### EXERCISE AIM
Output the items below as a Markdown table with two columns, Row for a running number and Line for the line itself, leaving out any blank lines. Begin at the first line of the items and stop after the line that contains "- input-signal-value-box[interactable]: Computer1".

### LISTING
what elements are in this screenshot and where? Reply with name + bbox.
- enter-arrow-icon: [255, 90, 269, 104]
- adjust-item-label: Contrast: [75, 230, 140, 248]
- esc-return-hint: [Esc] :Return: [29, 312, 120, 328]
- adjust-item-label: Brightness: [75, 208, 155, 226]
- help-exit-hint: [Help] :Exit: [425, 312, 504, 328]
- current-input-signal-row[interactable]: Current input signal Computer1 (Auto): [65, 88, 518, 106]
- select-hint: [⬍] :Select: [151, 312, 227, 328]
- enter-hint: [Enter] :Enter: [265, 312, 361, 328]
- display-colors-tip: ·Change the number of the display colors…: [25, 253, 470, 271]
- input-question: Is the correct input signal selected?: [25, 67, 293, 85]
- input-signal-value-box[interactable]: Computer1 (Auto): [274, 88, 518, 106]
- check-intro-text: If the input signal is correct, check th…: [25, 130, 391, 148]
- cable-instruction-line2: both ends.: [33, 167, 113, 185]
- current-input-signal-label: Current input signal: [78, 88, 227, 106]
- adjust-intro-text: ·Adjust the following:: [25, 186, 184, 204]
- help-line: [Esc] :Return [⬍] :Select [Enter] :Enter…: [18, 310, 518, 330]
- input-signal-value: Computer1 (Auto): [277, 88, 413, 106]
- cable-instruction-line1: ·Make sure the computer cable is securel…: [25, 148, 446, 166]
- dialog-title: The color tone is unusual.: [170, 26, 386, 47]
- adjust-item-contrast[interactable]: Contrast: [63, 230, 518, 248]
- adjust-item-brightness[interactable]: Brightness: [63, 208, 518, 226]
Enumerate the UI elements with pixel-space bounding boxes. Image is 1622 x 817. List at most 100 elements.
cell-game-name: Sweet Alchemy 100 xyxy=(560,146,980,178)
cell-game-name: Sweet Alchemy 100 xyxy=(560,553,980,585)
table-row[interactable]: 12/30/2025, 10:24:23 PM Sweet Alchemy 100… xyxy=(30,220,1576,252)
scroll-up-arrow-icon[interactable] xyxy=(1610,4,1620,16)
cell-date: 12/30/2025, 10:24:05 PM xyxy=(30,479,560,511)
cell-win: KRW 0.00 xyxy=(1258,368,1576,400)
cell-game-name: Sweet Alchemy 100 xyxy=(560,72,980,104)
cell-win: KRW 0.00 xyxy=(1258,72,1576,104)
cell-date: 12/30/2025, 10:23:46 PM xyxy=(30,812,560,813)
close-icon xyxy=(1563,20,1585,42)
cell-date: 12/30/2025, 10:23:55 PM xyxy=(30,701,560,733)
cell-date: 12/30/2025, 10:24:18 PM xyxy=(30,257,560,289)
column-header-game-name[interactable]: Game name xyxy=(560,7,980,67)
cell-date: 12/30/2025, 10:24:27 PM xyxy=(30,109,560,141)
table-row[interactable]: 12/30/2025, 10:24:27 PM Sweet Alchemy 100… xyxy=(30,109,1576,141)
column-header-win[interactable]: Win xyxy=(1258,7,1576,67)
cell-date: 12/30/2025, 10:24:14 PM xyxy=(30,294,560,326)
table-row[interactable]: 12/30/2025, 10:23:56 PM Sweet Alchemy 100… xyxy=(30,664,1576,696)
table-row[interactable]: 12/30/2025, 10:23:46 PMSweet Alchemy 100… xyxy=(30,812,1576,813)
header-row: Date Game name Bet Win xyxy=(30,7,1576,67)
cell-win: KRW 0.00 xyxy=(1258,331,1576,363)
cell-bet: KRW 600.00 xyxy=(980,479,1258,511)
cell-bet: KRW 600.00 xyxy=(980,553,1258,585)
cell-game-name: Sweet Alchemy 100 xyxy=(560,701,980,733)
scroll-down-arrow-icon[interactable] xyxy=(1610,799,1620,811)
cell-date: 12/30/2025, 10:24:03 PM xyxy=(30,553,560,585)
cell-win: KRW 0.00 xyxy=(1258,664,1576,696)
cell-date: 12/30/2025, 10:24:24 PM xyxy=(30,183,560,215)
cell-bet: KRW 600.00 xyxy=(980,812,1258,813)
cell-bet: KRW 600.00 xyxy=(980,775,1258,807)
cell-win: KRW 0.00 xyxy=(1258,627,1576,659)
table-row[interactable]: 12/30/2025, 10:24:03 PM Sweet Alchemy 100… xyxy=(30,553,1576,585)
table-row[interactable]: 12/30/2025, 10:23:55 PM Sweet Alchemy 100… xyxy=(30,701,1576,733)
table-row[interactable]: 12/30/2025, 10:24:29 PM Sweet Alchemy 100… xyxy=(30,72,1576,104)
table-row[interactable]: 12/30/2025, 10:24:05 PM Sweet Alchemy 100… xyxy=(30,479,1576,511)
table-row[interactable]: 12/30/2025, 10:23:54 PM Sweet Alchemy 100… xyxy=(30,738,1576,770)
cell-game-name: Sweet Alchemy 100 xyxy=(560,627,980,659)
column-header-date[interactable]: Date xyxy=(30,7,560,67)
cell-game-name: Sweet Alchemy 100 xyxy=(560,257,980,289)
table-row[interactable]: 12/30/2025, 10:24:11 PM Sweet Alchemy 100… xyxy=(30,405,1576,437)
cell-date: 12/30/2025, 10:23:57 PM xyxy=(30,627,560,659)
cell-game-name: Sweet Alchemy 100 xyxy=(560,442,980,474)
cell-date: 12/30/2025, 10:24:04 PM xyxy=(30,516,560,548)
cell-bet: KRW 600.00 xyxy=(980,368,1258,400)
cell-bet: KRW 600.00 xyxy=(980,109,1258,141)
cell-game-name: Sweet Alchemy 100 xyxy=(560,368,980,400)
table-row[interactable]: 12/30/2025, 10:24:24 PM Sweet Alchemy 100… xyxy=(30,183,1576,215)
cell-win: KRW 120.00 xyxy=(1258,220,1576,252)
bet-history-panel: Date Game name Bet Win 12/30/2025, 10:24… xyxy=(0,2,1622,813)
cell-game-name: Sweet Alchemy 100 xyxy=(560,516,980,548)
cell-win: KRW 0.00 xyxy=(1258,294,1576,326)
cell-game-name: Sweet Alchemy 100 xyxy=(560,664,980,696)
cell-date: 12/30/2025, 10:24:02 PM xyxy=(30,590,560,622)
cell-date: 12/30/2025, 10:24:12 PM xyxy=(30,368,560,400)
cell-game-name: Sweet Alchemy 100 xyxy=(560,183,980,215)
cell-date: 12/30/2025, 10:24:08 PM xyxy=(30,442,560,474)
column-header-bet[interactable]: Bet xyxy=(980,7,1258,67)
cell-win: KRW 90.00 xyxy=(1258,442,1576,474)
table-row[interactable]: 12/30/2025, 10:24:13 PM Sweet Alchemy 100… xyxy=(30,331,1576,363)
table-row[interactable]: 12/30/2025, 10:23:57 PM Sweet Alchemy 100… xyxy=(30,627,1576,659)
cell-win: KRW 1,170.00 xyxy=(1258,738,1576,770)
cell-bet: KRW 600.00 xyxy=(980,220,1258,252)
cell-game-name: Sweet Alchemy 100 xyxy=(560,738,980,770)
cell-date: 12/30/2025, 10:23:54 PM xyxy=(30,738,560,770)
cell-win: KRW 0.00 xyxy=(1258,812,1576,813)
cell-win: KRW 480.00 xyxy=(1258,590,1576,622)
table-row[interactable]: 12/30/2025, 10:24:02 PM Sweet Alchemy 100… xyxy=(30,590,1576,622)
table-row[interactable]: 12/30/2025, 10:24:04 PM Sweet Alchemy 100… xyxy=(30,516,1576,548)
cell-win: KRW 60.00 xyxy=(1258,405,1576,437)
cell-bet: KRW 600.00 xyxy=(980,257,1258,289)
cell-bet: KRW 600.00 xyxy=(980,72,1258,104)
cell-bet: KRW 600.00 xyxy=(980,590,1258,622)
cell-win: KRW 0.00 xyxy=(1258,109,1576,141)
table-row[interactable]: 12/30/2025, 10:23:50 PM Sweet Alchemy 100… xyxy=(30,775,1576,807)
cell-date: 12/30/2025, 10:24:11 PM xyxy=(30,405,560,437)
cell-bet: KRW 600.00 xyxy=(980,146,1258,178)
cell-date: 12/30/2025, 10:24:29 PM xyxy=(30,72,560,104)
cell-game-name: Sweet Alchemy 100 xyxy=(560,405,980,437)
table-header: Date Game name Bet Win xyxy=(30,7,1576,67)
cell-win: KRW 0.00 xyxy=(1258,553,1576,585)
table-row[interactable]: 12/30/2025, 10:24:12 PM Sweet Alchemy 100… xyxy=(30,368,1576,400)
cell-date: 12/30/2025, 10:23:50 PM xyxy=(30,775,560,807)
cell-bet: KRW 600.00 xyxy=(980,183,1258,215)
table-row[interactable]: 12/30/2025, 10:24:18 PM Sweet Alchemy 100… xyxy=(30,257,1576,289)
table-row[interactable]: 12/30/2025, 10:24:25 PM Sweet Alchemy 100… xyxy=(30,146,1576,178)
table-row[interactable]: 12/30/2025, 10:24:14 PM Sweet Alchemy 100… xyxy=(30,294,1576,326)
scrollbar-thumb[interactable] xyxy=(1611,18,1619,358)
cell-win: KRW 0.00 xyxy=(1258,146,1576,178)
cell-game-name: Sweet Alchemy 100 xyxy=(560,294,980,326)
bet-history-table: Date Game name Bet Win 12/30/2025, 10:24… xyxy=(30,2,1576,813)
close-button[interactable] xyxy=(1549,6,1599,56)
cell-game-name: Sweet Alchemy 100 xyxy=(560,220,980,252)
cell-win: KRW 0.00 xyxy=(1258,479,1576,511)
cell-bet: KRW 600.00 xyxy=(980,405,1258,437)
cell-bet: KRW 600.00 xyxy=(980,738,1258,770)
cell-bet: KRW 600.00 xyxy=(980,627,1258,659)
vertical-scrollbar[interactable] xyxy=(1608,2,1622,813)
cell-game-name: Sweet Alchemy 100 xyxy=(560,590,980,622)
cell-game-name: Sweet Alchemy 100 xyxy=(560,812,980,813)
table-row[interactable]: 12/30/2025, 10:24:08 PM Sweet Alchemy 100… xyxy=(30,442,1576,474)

### RESULT FOR THIS EXERCISE
| Row | Line |
|---|---|
| 1 | what elements are in this screenshot and where? Reply with name + bbox. |
| 2 | - enter-arrow-icon: [255, 90, 269, 104] |
| 3 | - adjust-item-label: Contrast: [75, 230, 140, 248] |
| 4 | - esc-return-hint: [Esc] :Return: [29, 312, 120, 328] |
| 5 | - adjust-item-label: Brightness: [75, 208, 155, 226] |
| 6 | - help-exit-hint: [Help] :Exit: [425, 312, 504, 328] |
| 7 | - current-input-signal-row[interactable]: Current input signal Computer1 (Auto): [65, 88, 518, 106] |
| 8 | - select-hint: [⬍] :Select: [151, 312, 227, 328] |
| 9 | - enter-hint: [Enter] :Enter: [265, 312, 361, 328] |
| 10 | - display-colors-tip: ·Change the number of the display colors…: [25, 253, 470, 271] |
| 11 | - input-question: Is the correct input signal selected?: [25, 67, 293, 85] |
| 12 | - input-signal-value-box[interactable]: Computer1 (Auto): [274, 88, 518, 106] |